Some lines in the listing below may include the string "name". How many are there? Give only the number.

(Records about charts and figures)
-- BEGIN --
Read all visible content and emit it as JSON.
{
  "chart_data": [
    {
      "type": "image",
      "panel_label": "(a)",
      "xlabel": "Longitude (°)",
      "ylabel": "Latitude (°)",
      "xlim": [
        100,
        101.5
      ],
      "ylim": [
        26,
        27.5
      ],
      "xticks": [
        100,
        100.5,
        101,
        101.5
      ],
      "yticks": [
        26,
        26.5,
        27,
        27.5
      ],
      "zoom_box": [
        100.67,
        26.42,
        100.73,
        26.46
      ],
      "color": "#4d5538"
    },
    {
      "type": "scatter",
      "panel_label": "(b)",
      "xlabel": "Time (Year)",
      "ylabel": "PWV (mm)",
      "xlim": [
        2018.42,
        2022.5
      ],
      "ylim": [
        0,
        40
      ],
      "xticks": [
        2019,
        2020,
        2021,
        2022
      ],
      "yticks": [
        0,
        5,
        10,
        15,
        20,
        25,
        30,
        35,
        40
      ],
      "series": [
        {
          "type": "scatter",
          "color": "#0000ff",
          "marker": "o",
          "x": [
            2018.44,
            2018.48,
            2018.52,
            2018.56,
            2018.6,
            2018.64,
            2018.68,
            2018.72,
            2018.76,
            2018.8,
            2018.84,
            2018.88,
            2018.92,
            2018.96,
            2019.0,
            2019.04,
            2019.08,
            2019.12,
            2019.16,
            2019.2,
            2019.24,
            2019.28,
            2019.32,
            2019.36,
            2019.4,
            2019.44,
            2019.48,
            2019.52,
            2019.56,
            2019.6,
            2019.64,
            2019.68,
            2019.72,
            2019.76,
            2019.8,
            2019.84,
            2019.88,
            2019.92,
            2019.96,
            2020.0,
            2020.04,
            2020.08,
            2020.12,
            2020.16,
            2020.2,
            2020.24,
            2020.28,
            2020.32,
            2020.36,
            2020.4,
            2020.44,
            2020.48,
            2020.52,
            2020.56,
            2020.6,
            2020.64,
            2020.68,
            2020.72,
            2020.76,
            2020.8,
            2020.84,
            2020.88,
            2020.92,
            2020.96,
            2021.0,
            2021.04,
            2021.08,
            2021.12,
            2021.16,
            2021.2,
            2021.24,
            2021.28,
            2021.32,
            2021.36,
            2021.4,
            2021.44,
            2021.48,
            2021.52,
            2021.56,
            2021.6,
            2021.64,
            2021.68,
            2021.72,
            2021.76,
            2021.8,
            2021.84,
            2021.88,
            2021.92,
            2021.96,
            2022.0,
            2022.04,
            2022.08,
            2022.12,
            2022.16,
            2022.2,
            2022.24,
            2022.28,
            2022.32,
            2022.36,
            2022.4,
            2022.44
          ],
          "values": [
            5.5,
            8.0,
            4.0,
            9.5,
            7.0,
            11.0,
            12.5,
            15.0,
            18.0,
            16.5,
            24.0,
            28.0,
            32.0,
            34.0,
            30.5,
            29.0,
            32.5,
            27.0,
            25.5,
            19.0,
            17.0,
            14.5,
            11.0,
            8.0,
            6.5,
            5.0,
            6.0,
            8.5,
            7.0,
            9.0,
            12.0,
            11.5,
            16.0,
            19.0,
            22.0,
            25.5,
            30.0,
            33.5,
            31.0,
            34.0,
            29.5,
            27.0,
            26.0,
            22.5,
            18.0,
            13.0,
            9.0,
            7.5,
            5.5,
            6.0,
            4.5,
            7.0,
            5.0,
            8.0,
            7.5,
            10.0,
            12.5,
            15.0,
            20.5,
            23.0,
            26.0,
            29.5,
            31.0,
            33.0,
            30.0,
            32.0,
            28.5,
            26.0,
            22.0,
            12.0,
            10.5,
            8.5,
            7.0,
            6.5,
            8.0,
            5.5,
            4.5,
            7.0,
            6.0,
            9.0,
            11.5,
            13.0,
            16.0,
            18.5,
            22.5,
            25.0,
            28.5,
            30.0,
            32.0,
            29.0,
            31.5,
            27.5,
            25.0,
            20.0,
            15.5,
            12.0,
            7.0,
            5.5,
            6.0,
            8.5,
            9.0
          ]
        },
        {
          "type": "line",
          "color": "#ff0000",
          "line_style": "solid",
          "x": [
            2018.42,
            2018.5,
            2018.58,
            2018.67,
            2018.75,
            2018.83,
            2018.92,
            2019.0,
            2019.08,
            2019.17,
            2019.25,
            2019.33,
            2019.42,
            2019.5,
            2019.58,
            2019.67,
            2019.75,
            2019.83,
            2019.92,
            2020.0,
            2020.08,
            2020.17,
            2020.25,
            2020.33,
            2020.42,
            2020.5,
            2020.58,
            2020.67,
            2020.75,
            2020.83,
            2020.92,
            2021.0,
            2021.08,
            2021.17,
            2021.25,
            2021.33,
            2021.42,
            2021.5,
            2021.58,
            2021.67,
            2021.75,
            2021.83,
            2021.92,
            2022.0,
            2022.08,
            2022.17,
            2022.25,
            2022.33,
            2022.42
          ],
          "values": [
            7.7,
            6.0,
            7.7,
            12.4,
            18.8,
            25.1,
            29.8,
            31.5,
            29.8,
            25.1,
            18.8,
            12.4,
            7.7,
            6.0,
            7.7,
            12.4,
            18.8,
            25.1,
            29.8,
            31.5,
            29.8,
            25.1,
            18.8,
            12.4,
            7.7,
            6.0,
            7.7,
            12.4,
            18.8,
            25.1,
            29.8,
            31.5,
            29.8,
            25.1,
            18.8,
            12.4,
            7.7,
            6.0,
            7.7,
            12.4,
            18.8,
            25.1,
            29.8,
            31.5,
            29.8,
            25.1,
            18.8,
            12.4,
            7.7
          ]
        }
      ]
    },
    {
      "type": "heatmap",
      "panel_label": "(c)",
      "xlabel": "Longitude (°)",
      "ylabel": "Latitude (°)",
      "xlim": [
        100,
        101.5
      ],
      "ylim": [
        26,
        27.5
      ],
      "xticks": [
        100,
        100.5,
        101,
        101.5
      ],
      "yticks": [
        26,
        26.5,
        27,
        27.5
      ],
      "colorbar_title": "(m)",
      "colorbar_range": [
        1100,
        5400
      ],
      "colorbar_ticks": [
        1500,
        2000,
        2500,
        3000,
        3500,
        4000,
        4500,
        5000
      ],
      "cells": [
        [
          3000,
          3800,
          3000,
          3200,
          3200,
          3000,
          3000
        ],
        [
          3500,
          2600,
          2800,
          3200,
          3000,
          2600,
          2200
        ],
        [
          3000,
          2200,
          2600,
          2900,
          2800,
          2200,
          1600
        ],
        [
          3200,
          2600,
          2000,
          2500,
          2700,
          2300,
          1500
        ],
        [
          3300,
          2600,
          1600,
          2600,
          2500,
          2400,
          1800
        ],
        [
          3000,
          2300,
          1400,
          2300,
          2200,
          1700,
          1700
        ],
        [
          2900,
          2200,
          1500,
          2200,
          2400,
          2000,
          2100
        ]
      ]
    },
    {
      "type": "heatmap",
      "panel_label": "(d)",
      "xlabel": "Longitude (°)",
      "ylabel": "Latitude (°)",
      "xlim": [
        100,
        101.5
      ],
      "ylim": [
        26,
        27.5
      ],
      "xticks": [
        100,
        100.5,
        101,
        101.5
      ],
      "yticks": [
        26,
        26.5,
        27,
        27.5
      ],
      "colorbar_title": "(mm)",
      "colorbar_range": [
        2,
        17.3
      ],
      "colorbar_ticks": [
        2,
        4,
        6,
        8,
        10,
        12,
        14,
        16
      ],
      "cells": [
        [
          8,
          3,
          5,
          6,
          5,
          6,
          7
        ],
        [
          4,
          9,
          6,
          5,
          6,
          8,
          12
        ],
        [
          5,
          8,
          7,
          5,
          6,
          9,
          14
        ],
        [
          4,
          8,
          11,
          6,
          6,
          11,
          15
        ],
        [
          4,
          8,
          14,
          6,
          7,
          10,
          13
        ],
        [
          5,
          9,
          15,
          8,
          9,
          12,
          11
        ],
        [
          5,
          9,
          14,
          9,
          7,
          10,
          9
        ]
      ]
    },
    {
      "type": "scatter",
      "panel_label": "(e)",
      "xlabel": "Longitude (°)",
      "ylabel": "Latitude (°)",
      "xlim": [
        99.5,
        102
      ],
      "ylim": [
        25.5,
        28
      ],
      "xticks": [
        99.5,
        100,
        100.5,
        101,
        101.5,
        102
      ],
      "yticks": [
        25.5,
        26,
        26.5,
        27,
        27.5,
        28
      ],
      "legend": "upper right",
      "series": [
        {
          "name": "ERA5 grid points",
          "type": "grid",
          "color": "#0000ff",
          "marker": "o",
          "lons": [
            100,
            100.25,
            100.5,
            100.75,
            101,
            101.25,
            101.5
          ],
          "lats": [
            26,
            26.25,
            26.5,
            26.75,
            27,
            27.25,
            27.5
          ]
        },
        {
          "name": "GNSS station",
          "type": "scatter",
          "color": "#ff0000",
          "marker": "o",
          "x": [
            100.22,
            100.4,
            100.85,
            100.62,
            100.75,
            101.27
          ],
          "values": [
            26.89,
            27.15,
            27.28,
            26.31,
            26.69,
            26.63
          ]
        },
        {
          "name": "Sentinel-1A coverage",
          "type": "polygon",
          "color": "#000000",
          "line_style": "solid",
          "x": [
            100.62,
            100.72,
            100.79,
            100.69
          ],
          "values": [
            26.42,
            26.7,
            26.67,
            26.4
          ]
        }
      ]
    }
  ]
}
-- END --
THE REPLY
3